• _Work to be completed_:
Write out the material exactly, with the pictures left out.
::::
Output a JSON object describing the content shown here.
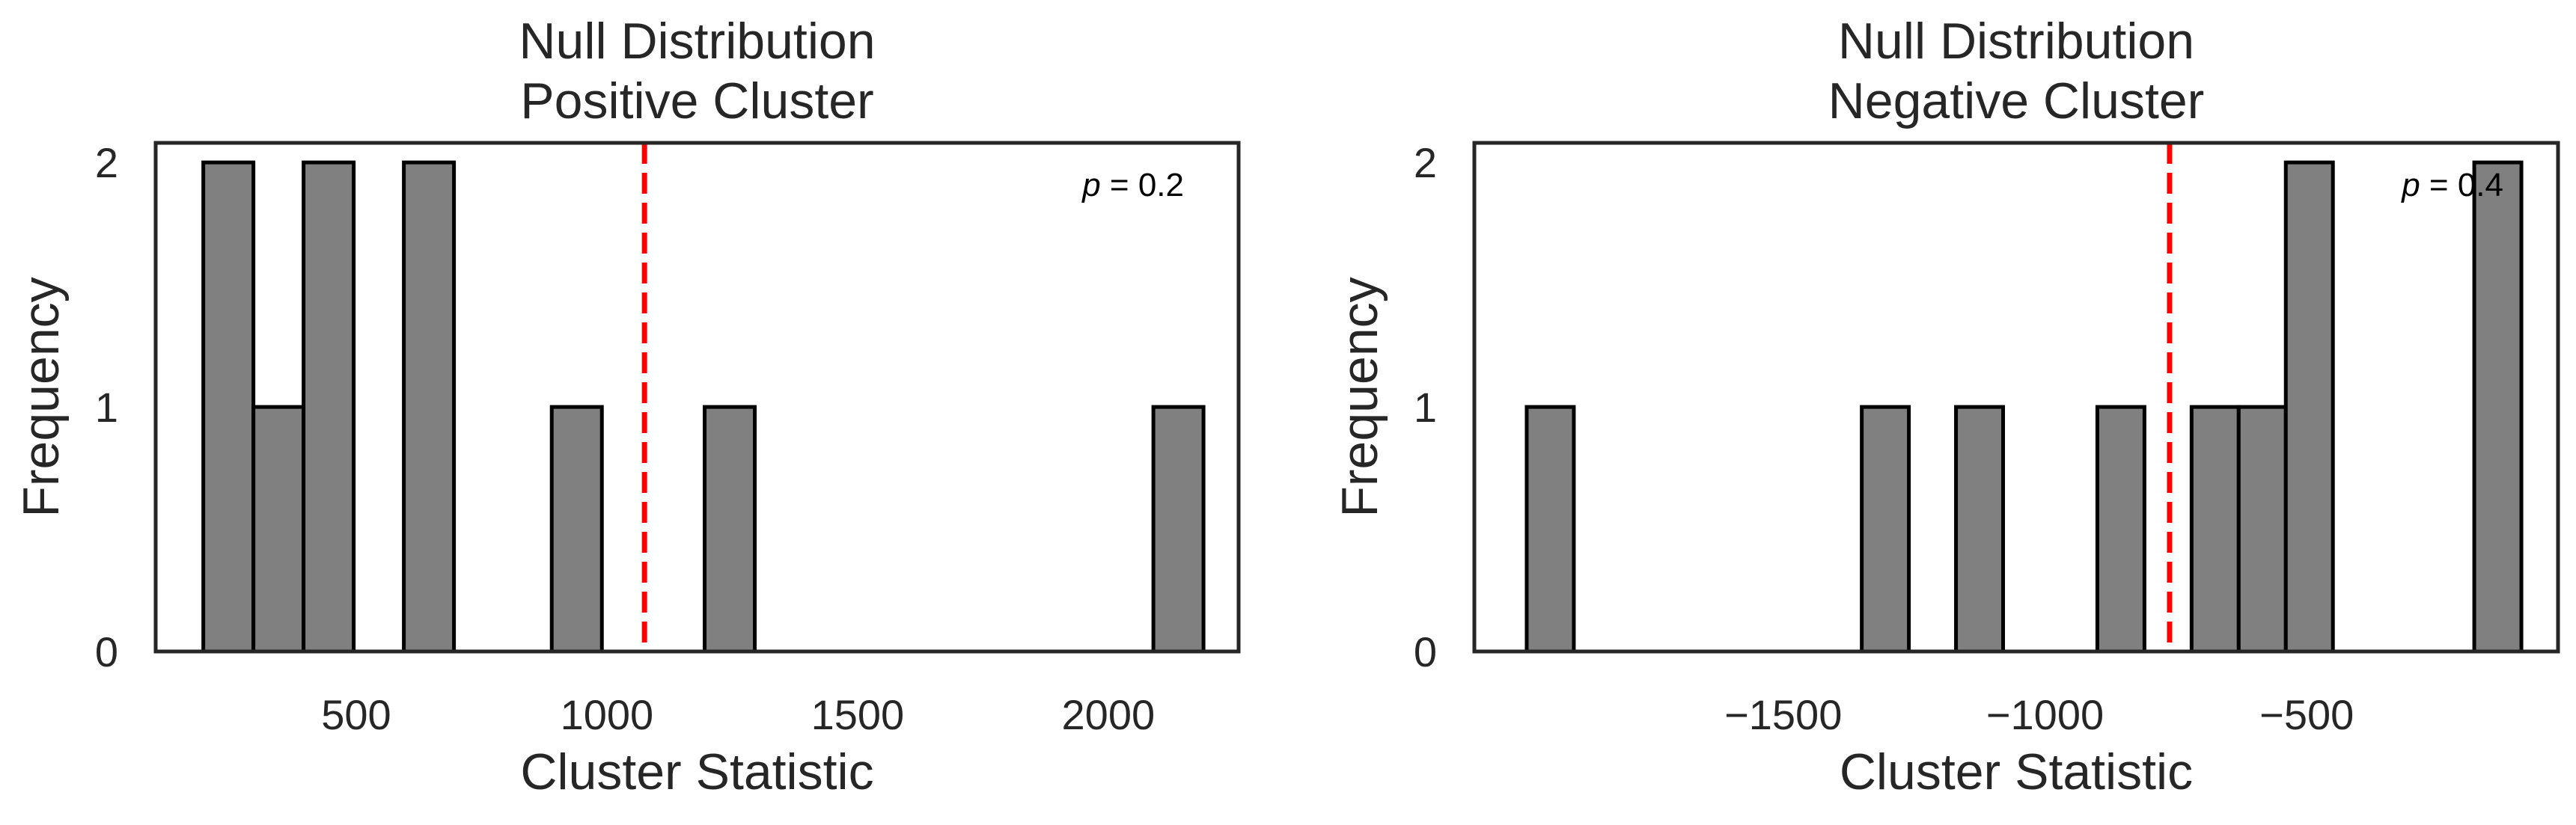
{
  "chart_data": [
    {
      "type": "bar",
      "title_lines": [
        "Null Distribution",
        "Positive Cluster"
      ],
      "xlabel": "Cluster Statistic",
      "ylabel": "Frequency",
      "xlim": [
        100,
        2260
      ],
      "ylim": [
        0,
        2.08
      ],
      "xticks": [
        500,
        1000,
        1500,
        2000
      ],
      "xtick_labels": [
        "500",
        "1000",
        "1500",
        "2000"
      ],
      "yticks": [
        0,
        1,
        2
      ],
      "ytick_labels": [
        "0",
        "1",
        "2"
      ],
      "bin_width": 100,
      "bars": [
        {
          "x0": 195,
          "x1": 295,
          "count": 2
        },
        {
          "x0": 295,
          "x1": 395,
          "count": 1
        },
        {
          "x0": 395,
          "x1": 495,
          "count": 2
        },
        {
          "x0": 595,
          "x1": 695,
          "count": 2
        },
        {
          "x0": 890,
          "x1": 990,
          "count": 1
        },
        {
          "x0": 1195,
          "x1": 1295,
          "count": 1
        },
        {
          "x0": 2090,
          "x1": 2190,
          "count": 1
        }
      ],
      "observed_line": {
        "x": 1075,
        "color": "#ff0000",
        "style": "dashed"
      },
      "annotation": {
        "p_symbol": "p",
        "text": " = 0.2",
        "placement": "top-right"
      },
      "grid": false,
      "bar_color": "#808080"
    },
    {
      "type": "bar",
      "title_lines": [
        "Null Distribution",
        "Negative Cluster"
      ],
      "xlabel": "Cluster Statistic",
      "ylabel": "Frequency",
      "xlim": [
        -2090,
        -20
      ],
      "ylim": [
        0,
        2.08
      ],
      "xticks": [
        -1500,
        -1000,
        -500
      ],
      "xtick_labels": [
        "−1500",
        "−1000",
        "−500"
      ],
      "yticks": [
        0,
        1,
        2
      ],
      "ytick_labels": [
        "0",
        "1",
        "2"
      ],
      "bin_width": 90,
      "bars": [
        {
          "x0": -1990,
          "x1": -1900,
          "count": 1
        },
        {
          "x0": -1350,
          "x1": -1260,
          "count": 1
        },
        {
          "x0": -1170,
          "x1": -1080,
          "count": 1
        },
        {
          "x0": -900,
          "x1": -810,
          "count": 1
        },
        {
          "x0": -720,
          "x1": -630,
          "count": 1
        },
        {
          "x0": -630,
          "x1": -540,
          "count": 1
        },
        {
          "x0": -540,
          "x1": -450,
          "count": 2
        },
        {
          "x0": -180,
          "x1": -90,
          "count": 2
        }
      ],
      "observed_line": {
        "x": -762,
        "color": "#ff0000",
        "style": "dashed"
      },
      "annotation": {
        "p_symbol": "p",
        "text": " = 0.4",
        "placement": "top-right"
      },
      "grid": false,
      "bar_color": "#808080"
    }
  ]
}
::::
• _Answer for the task_:
Output a JSON object describing the content shown here.
{
  "chart_data": [
    {
      "type": "bar",
      "title_lines": [
        "Null Distribution",
        "Positive Cluster"
      ],
      "xlabel": "Cluster Statistic",
      "ylabel": "Frequency",
      "xlim": [
        100,
        2260
      ],
      "ylim": [
        0,
        2.08
      ],
      "xticks": [
        500,
        1000,
        1500,
        2000
      ],
      "xtick_labels": [
        "500",
        "1000",
        "1500",
        "2000"
      ],
      "yticks": [
        0,
        1,
        2
      ],
      "ytick_labels": [
        "0",
        "1",
        "2"
      ],
      "bin_width": 100,
      "bars": [
        {
          "x0": 195,
          "x1": 295,
          "count": 2
        },
        {
          "x0": 295,
          "x1": 395,
          "count": 1
        },
        {
          "x0": 395,
          "x1": 495,
          "count": 2
        },
        {
          "x0": 595,
          "x1": 695,
          "count": 2
        },
        {
          "x0": 890,
          "x1": 990,
          "count": 1
        },
        {
          "x0": 1195,
          "x1": 1295,
          "count": 1
        },
        {
          "x0": 2090,
          "x1": 2190,
          "count": 1
        }
      ],
      "observed_line": {
        "x": 1075,
        "color": "#ff0000",
        "style": "dashed"
      },
      "annotation": {
        "p_symbol": "p",
        "text": " = 0.2",
        "placement": "top-right"
      },
      "grid": false,
      "bar_color": "#808080"
    },
    {
      "type": "bar",
      "title_lines": [
        "Null Distribution",
        "Negative Cluster"
      ],
      "xlabel": "Cluster Statistic",
      "ylabel": "Frequency",
      "xlim": [
        -2090,
        -20
      ],
      "ylim": [
        0,
        2.08
      ],
      "xticks": [
        -1500,
        -1000,
        -500
      ],
      "xtick_labels": [
        "−1500",
        "−1000",
        "−500"
      ],
      "yticks": [
        0,
        1,
        2
      ],
      "ytick_labels": [
        "0",
        "1",
        "2"
      ],
      "bin_width": 90,
      "bars": [
        {
          "x0": -1990,
          "x1": -1900,
          "count": 1
        },
        {
          "x0": -1350,
          "x1": -1260,
          "count": 1
        },
        {
          "x0": -1170,
          "x1": -1080,
          "count": 1
        },
        {
          "x0": -900,
          "x1": -810,
          "count": 1
        },
        {
          "x0": -720,
          "x1": -630,
          "count": 1
        },
        {
          "x0": -630,
          "x1": -540,
          "count": 1
        },
        {
          "x0": -540,
          "x1": -450,
          "count": 2
        },
        {
          "x0": -180,
          "x1": -90,
          "count": 2
        }
      ],
      "observed_line": {
        "x": -762,
        "color": "#ff0000",
        "style": "dashed"
      },
      "annotation": {
        "p_symbol": "p",
        "text": " = 0.4",
        "placement": "top-right"
      },
      "grid": false,
      "bar_color": "#808080"
    }
  ]
}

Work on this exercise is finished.